[Start of Records for the task]

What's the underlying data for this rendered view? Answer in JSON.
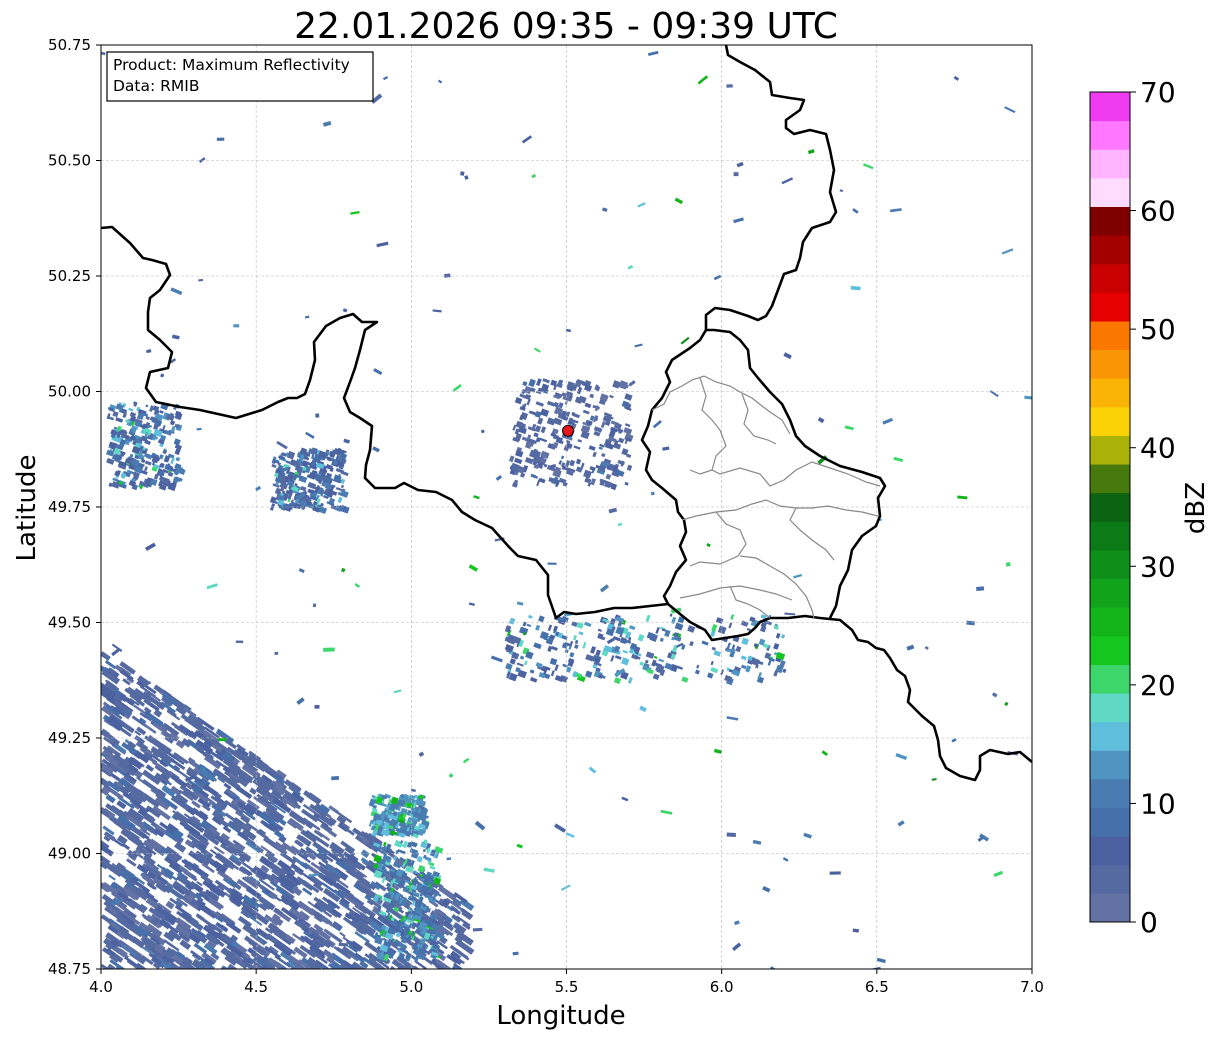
{
  "title": "22.01.2026 09:35 - 09:39 UTC",
  "info_box": {
    "line1": "Product: Maximum Reflectivity",
    "line2": "Data: RMIB"
  },
  "chart_data": {
    "type": "heatmap",
    "title": "22.01.2026 09:35 - 09:39 UTC",
    "xlabel": "Longitude",
    "ylabel": "Latitude",
    "xlim": [
      4.0,
      7.0
    ],
    "ylim": [
      48.75,
      50.75
    ],
    "x_ticks": [
      "4.0",
      "4.5",
      "5.0",
      "5.5",
      "6.0",
      "6.5",
      "7.0"
    ],
    "y_ticks": [
      "48.75",
      "49.00",
      "49.25",
      "49.50",
      "49.75",
      "50.00",
      "50.25",
      "50.50",
      "50.75"
    ],
    "grid": true,
    "radar_site": {
      "lon": 5.505,
      "lat": 49.915,
      "marker_color": "#e8141c"
    },
    "colorbar": {
      "label": "dBZ",
      "range": [
        0,
        70
      ],
      "ticks": [
        "0",
        "10",
        "20",
        "30",
        "40",
        "50",
        "60",
        "70"
      ],
      "colors": [
        "#6272a4",
        "#566aa2",
        "#4b61a0",
        "#4570aa",
        "#4a7cb2",
        "#5095c2",
        "#5fbedb",
        "#5fd8c4",
        "#3dd66a",
        "#15c620",
        "#13b51a",
        "#11a41a",
        "#0f8e1a",
        "#0c7a16",
        "#0a6412",
        "#467a0c",
        "#aab20a",
        "#fad205",
        "#fab405",
        "#fa9605",
        "#fa7800",
        "#e60000",
        "#c80000",
        "#a50000",
        "#800000",
        "#ffdcff",
        "#ffb4ff",
        "#ff78ff",
        "#f03cf0"
      ]
    },
    "echo_regions": [
      {
        "name": "southwest-stratiform",
        "dbz": [
          2,
          12
        ],
        "bounds_lon": [
          4.0,
          5.17
        ],
        "bounds_lat": [
          48.75,
          49.45
        ]
      },
      {
        "name": "cell-4.95-49.10",
        "dbz": [
          10,
          28
        ],
        "bounds_lon": [
          4.87,
          5.04
        ],
        "bounds_lat": [
          49.05,
          49.13
        ]
      },
      {
        "name": "cell-4.98-48.95",
        "dbz": [
          8,
          28
        ],
        "bounds_lon": [
          4.88,
          5.08
        ],
        "bounds_lat": [
          48.78,
          49.03
        ]
      },
      {
        "name": "cells-4.1-49.95",
        "dbz": [
          4,
          24
        ],
        "bounds_lon": [
          4.02,
          4.25
        ],
        "bounds_lat": [
          49.8,
          49.98
        ]
      },
      {
        "name": "cell-4.68-49.80",
        "dbz": [
          4,
          22
        ],
        "bounds_lon": [
          4.55,
          4.78
        ],
        "bounds_lat": [
          49.75,
          49.88
        ]
      },
      {
        "name": "ground-clutter-radar",
        "dbz": [
          2,
          10
        ],
        "bounds_lon": [
          5.32,
          5.7
        ],
        "bounds_lat": [
          49.8,
          50.03
        ]
      },
      {
        "name": "arc-south",
        "dbz": [
          4,
          30
        ],
        "bounds_lon": [
          5.3,
          6.2
        ],
        "bounds_lat": [
          49.38,
          49.52
        ]
      }
    ]
  }
}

[End of Records for the task]

→ **Challenge**: Repeat the listing in full and exactly. Do not include any images.

→ **Worked solution**:
What's the underlying data for this rendered view? Answer in JSON.
{
  "title": "22.01.2026 09:35 - 09:39 UTC",
  "info_box": {
    "line1": "Product: Maximum Reflectivity",
    "line2": "Data: RMIB"
  },
  "chart_data": {
    "type": "heatmap",
    "title": "22.01.2026 09:35 - 09:39 UTC",
    "xlabel": "Longitude",
    "ylabel": "Latitude",
    "xlim": [
      4.0,
      7.0
    ],
    "ylim": [
      48.75,
      50.75
    ],
    "x_ticks": [
      "4.0",
      "4.5",
      "5.0",
      "5.5",
      "6.0",
      "6.5",
      "7.0"
    ],
    "y_ticks": [
      "48.75",
      "49.00",
      "49.25",
      "49.50",
      "49.75",
      "50.00",
      "50.25",
      "50.50",
      "50.75"
    ],
    "grid": true,
    "radar_site": {
      "lon": 5.505,
      "lat": 49.915,
      "marker_color": "#e8141c"
    },
    "colorbar": {
      "label": "dBZ",
      "range": [
        0,
        70
      ],
      "ticks": [
        "0",
        "10",
        "20",
        "30",
        "40",
        "50",
        "60",
        "70"
      ],
      "colors": [
        "#6272a4",
        "#566aa2",
        "#4b61a0",
        "#4570aa",
        "#4a7cb2",
        "#5095c2",
        "#5fbedb",
        "#5fd8c4",
        "#3dd66a",
        "#15c620",
        "#13b51a",
        "#11a41a",
        "#0f8e1a",
        "#0c7a16",
        "#0a6412",
        "#467a0c",
        "#aab20a",
        "#fad205",
        "#fab405",
        "#fa9605",
        "#fa7800",
        "#e60000",
        "#c80000",
        "#a50000",
        "#800000",
        "#ffdcff",
        "#ffb4ff",
        "#ff78ff",
        "#f03cf0"
      ]
    },
    "echo_regions": [
      {
        "name": "southwest-stratiform",
        "dbz": [
          2,
          12
        ],
        "bounds_lon": [
          4.0,
          5.17
        ],
        "bounds_lat": [
          48.75,
          49.45
        ]
      },
      {
        "name": "cell-4.95-49.10",
        "dbz": [
          10,
          28
        ],
        "bounds_lon": [
          4.87,
          5.04
        ],
        "bounds_lat": [
          49.05,
          49.13
        ]
      },
      {
        "name": "cell-4.98-48.95",
        "dbz": [
          8,
          28
        ],
        "bounds_lon": [
          4.88,
          5.08
        ],
        "bounds_lat": [
          48.78,
          49.03
        ]
      },
      {
        "name": "cells-4.1-49.95",
        "dbz": [
          4,
          24
        ],
        "bounds_lon": [
          4.02,
          4.25
        ],
        "bounds_lat": [
          49.8,
          49.98
        ]
      },
      {
        "name": "cell-4.68-49.80",
        "dbz": [
          4,
          22
        ],
        "bounds_lon": [
          4.55,
          4.78
        ],
        "bounds_lat": [
          49.75,
          49.88
        ]
      },
      {
        "name": "ground-clutter-radar",
        "dbz": [
          2,
          10
        ],
        "bounds_lon": [
          5.32,
          5.7
        ],
        "bounds_lat": [
          49.8,
          50.03
        ]
      },
      {
        "name": "arc-south",
        "dbz": [
          4,
          30
        ],
        "bounds_lon": [
          5.3,
          6.2
        ],
        "bounds_lat": [
          49.38,
          49.52
        ]
      }
    ]
  }
}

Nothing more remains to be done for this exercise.